[Figure record listings]
^^^^

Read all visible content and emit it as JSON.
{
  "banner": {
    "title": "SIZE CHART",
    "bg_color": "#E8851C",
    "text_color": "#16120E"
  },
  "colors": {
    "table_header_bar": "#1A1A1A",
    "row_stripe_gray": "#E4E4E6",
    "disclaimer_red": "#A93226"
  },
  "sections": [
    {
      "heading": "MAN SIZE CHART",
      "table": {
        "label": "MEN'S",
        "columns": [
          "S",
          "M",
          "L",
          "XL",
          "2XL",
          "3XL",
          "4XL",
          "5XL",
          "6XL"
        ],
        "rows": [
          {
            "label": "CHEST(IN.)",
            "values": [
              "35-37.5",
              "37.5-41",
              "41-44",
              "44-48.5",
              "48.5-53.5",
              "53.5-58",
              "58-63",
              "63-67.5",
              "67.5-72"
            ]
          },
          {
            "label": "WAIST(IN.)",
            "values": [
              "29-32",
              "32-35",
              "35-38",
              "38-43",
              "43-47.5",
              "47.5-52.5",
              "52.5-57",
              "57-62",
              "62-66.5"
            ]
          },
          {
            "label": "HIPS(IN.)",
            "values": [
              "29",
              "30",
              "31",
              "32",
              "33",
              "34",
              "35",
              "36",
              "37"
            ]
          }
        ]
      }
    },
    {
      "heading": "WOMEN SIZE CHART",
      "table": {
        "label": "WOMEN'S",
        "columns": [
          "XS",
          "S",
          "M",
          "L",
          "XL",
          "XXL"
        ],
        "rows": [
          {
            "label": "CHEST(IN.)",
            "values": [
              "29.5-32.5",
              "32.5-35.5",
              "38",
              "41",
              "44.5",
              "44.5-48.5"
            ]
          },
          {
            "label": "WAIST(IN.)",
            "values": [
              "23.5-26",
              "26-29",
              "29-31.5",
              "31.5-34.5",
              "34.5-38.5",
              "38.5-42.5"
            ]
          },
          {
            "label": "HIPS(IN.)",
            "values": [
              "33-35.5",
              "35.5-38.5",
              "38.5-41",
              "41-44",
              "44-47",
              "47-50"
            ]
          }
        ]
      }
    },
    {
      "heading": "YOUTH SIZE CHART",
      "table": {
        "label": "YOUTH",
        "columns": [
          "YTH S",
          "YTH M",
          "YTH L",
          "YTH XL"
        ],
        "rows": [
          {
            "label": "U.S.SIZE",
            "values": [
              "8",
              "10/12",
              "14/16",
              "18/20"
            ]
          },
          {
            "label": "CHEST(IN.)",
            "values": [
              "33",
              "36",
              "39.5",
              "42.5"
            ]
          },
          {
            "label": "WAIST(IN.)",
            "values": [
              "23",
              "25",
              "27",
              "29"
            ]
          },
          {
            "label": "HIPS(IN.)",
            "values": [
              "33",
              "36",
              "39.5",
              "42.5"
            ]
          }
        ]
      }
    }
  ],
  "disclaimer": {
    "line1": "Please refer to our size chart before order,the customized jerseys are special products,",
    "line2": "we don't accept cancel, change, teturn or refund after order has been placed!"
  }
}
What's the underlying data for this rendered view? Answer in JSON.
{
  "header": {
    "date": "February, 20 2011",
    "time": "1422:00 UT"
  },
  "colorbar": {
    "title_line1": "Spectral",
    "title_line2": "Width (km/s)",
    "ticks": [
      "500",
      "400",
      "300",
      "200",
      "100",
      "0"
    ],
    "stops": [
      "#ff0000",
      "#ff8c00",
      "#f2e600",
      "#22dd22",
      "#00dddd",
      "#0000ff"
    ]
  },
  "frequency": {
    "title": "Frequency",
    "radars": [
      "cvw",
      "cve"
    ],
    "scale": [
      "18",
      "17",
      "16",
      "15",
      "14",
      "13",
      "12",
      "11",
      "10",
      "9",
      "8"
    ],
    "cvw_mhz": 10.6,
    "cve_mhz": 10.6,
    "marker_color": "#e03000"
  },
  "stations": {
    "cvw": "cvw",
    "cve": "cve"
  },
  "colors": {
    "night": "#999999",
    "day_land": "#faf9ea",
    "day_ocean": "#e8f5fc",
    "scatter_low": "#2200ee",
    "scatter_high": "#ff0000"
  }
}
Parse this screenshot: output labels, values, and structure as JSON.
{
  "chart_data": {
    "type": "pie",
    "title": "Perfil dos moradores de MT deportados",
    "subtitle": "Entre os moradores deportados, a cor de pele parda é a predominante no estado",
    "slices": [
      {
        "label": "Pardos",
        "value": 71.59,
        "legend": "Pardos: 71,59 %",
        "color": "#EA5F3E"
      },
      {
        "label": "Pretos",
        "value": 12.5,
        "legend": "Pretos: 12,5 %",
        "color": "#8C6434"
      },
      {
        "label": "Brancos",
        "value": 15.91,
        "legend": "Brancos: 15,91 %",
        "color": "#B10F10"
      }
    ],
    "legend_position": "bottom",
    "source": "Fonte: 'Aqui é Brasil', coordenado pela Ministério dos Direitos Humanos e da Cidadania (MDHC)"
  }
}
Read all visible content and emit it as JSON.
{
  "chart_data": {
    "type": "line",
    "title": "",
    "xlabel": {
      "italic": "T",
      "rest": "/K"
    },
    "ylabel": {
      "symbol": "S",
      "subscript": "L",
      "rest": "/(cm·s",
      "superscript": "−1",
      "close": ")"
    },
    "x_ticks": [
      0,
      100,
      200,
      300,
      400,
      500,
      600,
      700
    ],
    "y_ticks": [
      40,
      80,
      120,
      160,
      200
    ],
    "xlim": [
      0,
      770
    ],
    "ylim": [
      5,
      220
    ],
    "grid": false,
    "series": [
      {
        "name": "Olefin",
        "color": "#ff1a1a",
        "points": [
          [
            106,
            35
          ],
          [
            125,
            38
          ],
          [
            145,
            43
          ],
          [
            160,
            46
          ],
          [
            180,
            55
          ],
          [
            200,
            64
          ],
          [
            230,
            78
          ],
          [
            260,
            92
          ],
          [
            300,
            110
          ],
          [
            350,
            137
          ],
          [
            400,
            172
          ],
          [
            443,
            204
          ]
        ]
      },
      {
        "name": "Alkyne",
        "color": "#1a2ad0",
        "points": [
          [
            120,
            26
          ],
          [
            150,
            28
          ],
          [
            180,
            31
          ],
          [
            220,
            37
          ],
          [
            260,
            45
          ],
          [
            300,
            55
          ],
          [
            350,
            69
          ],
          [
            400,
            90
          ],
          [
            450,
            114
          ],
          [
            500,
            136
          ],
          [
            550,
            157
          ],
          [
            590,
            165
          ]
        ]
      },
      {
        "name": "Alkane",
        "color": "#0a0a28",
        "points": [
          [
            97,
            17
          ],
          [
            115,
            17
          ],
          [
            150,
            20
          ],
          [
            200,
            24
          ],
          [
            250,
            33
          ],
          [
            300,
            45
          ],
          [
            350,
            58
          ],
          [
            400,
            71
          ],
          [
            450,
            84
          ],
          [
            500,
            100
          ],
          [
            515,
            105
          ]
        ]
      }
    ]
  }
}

^^^^

→ **WRITTEN PROBLEM**: All of the entries must be written out exactly as they stand.

→ **EXERCISE RESPONSE**:
Read all visible content and emit it as JSON.
{
  "banner": {
    "title": "SIZE CHART",
    "bg_color": "#E8851C",
    "text_color": "#16120E"
  },
  "colors": {
    "table_header_bar": "#1A1A1A",
    "row_stripe_gray": "#E4E4E6",
    "disclaimer_red": "#A93226"
  },
  "sections": [
    {
      "heading": "MAN SIZE CHART",
      "table": {
        "label": "MEN'S",
        "columns": [
          "S",
          "M",
          "L",
          "XL",
          "2XL",
          "3XL",
          "4XL",
          "5XL",
          "6XL"
        ],
        "rows": [
          {
            "label": "CHEST(IN.)",
            "values": [
              "35-37.5",
              "37.5-41",
              "41-44",
              "44-48.5",
              "48.5-53.5",
              "53.5-58",
              "58-63",
              "63-67.5",
              "67.5-72"
            ]
          },
          {
            "label": "WAIST(IN.)",
            "values": [
              "29-32",
              "32-35",
              "35-38",
              "38-43",
              "43-47.5",
              "47.5-52.5",
              "52.5-57",
              "57-62",
              "62-66.5"
            ]
          },
          {
            "label": "HIPS(IN.)",
            "values": [
              "29",
              "30",
              "31",
              "32",
              "33",
              "34",
              "35",
              "36",
              "37"
            ]
          }
        ]
      }
    },
    {
      "heading": "WOMEN SIZE CHART",
      "table": {
        "label": "WOMEN'S",
        "columns": [
          "XS",
          "S",
          "M",
          "L",
          "XL",
          "XXL"
        ],
        "rows": [
          {
            "label": "CHEST(IN.)",
            "values": [
              "29.5-32.5",
              "32.5-35.5",
              "38",
              "41",
              "44.5",
              "44.5-48.5"
            ]
          },
          {
            "label": "WAIST(IN.)",
            "values": [
              "23.5-26",
              "26-29",
              "29-31.5",
              "31.5-34.5",
              "34.5-38.5",
              "38.5-42.5"
            ]
          },
          {
            "label": "HIPS(IN.)",
            "values": [
              "33-35.5",
              "35.5-38.5",
              "38.5-41",
              "41-44",
              "44-47",
              "47-50"
            ]
          }
        ]
      }
    },
    {
      "heading": "YOUTH SIZE CHART",
      "table": {
        "label": "YOUTH",
        "columns": [
          "YTH S",
          "YTH M",
          "YTH L",
          "YTH XL"
        ],
        "rows": [
          {
            "label": "U.S.SIZE",
            "values": [
              "8",
              "10/12",
              "14/16",
              "18/20"
            ]
          },
          {
            "label": "CHEST(IN.)",
            "values": [
              "33",
              "36",
              "39.5",
              "42.5"
            ]
          },
          {
            "label": "WAIST(IN.)",
            "values": [
              "23",
              "25",
              "27",
              "29"
            ]
          },
          {
            "label": "HIPS(IN.)",
            "values": [
              "33",
              "36",
              "39.5",
              "42.5"
            ]
          }
        ]
      }
    }
  ],
  "disclaimer": {
    "line1": "Please refer to our size chart before order,the customized jerseys are special products,",
    "line2": "we don't accept cancel, change, teturn or refund after order has been placed!"
  }
}
What's the underlying data for this rendered view? Answer in JSON.
{
  "header": {
    "date": "February, 20 2011",
    "time": "1422:00 UT"
  },
  "colorbar": {
    "title_line1": "Spectral",
    "title_line2": "Width (km/s)",
    "ticks": [
      "500",
      "400",
      "300",
      "200",
      "100",
      "0"
    ],
    "stops": [
      "#ff0000",
      "#ff8c00",
      "#f2e600",
      "#22dd22",
      "#00dddd",
      "#0000ff"
    ]
  },
  "frequency": {
    "title": "Frequency",
    "radars": [
      "cvw",
      "cve"
    ],
    "scale": [
      "18",
      "17",
      "16",
      "15",
      "14",
      "13",
      "12",
      "11",
      "10",
      "9",
      "8"
    ],
    "cvw_mhz": 10.6,
    "cve_mhz": 10.6,
    "marker_color": "#e03000"
  },
  "stations": {
    "cvw": "cvw",
    "cve": "cve"
  },
  "colors": {
    "night": "#999999",
    "day_land": "#faf9ea",
    "day_ocean": "#e8f5fc",
    "scatter_low": "#2200ee",
    "scatter_high": "#ff0000"
  }
}
Parse this screenshot: output labels, values, and structure as JSON.
{
  "chart_data": {
    "type": "pie",
    "title": "Perfil dos moradores de MT deportados",
    "subtitle": "Entre os moradores deportados, a cor de pele parda é a predominante no estado",
    "slices": [
      {
        "label": "Pardos",
        "value": 71.59,
        "legend": "Pardos: 71,59 %",
        "color": "#EA5F3E"
      },
      {
        "label": "Pretos",
        "value": 12.5,
        "legend": "Pretos: 12,5 %",
        "color": "#8C6434"
      },
      {
        "label": "Brancos",
        "value": 15.91,
        "legend": "Brancos: 15,91 %",
        "color": "#B10F10"
      }
    ],
    "legend_position": "bottom",
    "source": "Fonte: 'Aqui é Brasil', coordenado pela Ministério dos Direitos Humanos e da Cidadania (MDHC)"
  }
}
Read all visible content and emit it as JSON.
{
  "chart_data": {
    "type": "line",
    "title": "",
    "xlabel": {
      "italic": "T",
      "rest": "/K"
    },
    "ylabel": {
      "symbol": "S",
      "subscript": "L",
      "rest": "/(cm·s",
      "superscript": "−1",
      "close": ")"
    },
    "x_ticks": [
      0,
      100,
      200,
      300,
      400,
      500,
      600,
      700
    ],
    "y_ticks": [
      40,
      80,
      120,
      160,
      200
    ],
    "xlim": [
      0,
      770
    ],
    "ylim": [
      5,
      220
    ],
    "grid": false,
    "series": [
      {
        "name": "Olefin",
        "color": "#ff1a1a",
        "points": [
          [
            106,
            35
          ],
          [
            125,
            38
          ],
          [
            145,
            43
          ],
          [
            160,
            46
          ],
          [
            180,
            55
          ],
          [
            200,
            64
          ],
          [
            230,
            78
          ],
          [
            260,
            92
          ],
          [
            300,
            110
          ],
          [
            350,
            137
          ],
          [
            400,
            172
          ],
          [
            443,
            204
          ]
        ]
      },
      {
        "name": "Alkyne",
        "color": "#1a2ad0",
        "points": [
          [
            120,
            26
          ],
          [
            150,
            28
          ],
          [
            180,
            31
          ],
          [
            220,
            37
          ],
          [
            260,
            45
          ],
          [
            300,
            55
          ],
          [
            350,
            69
          ],
          [
            400,
            90
          ],
          [
            450,
            114
          ],
          [
            500,
            136
          ],
          [
            550,
            157
          ],
          [
            590,
            165
          ]
        ]
      },
      {
        "name": "Alkane",
        "color": "#0a0a28",
        "points": [
          [
            97,
            17
          ],
          [
            115,
            17
          ],
          [
            150,
            20
          ],
          [
            200,
            24
          ],
          [
            250,
            33
          ],
          [
            300,
            45
          ],
          [
            350,
            58
          ],
          [
            400,
            71
          ],
          [
            450,
            84
          ],
          [
            500,
            100
          ],
          [
            515,
            105
          ]
        ]
      }
    ]
  }
}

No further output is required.